### GOAL
Retype precisely the section of the data that starts at the line containing "Output the underlying" and runs to its final line, ends included.

☆ ☆ ☆

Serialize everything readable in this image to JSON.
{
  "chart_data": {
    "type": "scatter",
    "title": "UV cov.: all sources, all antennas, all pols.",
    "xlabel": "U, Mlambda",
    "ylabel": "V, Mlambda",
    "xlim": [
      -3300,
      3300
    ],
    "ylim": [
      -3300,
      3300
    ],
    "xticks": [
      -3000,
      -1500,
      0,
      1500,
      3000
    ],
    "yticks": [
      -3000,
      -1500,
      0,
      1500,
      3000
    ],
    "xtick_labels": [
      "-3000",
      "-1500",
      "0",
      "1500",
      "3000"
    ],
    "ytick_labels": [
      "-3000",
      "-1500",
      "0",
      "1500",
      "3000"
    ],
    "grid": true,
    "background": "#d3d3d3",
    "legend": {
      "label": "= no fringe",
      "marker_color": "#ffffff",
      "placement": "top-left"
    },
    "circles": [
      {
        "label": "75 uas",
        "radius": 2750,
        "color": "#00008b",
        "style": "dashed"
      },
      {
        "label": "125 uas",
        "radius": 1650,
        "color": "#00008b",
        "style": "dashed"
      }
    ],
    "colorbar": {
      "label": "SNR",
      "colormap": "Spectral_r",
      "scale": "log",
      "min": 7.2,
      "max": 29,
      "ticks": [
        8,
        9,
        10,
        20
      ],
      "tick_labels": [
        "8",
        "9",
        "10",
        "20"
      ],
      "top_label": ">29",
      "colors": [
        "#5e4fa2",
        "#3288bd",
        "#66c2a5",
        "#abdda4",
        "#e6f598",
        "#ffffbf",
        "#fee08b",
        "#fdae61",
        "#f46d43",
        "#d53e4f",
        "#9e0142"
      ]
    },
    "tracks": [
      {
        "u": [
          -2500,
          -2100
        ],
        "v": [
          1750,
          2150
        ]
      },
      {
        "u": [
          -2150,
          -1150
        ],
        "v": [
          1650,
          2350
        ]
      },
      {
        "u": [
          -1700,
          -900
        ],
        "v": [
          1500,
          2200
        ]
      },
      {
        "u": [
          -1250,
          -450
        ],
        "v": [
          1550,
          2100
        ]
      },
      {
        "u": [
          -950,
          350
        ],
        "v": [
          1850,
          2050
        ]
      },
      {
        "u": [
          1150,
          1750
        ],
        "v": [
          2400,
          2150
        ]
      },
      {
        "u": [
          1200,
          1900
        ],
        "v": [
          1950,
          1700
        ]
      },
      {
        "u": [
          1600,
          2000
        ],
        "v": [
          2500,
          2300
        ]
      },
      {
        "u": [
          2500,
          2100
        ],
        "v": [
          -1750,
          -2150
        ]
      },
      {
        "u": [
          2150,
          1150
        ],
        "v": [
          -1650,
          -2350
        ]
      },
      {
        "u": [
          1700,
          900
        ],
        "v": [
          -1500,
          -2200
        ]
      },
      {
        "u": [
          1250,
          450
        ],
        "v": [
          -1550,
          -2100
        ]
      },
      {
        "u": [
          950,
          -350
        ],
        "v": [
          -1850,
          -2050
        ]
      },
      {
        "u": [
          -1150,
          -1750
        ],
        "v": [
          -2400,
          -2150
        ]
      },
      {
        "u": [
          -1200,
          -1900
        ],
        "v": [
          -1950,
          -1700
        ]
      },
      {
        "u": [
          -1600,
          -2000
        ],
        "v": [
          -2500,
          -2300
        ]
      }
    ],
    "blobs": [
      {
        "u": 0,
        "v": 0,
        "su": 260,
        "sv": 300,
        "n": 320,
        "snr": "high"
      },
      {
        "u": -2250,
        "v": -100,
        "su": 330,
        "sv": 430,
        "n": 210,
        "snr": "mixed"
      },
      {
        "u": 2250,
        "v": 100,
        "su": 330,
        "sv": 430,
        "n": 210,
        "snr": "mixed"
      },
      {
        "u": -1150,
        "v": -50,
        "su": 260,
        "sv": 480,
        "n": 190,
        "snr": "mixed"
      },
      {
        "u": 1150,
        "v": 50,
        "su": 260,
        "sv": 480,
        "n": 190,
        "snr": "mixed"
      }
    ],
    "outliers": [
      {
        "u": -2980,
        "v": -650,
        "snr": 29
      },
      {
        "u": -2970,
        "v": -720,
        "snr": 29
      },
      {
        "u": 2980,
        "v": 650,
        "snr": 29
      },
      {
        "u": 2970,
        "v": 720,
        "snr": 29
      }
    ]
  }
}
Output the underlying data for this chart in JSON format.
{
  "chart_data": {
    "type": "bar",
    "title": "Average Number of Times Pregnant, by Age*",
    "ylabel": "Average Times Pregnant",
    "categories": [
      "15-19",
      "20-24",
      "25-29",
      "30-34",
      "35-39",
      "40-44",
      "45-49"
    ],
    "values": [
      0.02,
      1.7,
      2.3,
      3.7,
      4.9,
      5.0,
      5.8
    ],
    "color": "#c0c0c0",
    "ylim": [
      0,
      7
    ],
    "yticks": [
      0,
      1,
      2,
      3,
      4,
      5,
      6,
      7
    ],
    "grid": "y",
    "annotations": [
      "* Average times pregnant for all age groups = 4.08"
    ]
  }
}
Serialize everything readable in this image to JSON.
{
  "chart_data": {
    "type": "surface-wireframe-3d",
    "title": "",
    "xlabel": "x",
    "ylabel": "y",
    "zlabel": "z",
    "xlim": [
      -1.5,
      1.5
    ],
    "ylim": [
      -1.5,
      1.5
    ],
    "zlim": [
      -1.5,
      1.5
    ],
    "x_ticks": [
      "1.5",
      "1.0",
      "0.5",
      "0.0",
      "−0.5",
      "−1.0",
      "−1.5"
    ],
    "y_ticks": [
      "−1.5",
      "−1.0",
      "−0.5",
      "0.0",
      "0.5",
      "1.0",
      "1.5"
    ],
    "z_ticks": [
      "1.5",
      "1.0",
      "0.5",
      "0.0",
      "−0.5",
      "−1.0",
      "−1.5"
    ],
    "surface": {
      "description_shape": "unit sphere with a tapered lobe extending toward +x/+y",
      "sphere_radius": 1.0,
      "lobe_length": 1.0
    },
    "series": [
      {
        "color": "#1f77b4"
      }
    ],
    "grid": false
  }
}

☆ ☆ ☆

### WORKED SOLUTION
Output the underlying data for this chart in JSON format.
{
  "chart_data": {
    "type": "bar",
    "title": "Average Number of Times Pregnant, by Age*",
    "ylabel": "Average Times Pregnant",
    "categories": [
      "15-19",
      "20-24",
      "25-29",
      "30-34",
      "35-39",
      "40-44",
      "45-49"
    ],
    "values": [
      0.02,
      1.7,
      2.3,
      3.7,
      4.9,
      5.0,
      5.8
    ],
    "color": "#c0c0c0",
    "ylim": [
      0,
      7
    ],
    "yticks": [
      0,
      1,
      2,
      3,
      4,
      5,
      6,
      7
    ],
    "grid": "y",
    "annotations": [
      "* Average times pregnant for all age groups = 4.08"
    ]
  }
}
Serialize everything readable in this image to JSON.
{
  "chart_data": {
    "type": "surface-wireframe-3d",
    "title": "",
    "xlabel": "x",
    "ylabel": "y",
    "zlabel": "z",
    "xlim": [
      -1.5,
      1.5
    ],
    "ylim": [
      -1.5,
      1.5
    ],
    "zlim": [
      -1.5,
      1.5
    ],
    "x_ticks": [
      "1.5",
      "1.0",
      "0.5",
      "0.0",
      "−0.5",
      "−1.0",
      "−1.5"
    ],
    "y_ticks": [
      "−1.5",
      "−1.0",
      "−0.5",
      "0.0",
      "0.5",
      "1.0",
      "1.5"
    ],
    "z_ticks": [
      "1.5",
      "1.0",
      "0.5",
      "0.0",
      "−0.5",
      "−1.0",
      "−1.5"
    ],
    "surface": {
      "description_shape": "unit sphere with a tapered lobe extending toward +x/+y",
      "sphere_radius": 1.0,
      "lobe_length": 1.0
    },
    "series": [
      {
        "color": "#1f77b4"
      }
    ],
    "grid": false
  }
}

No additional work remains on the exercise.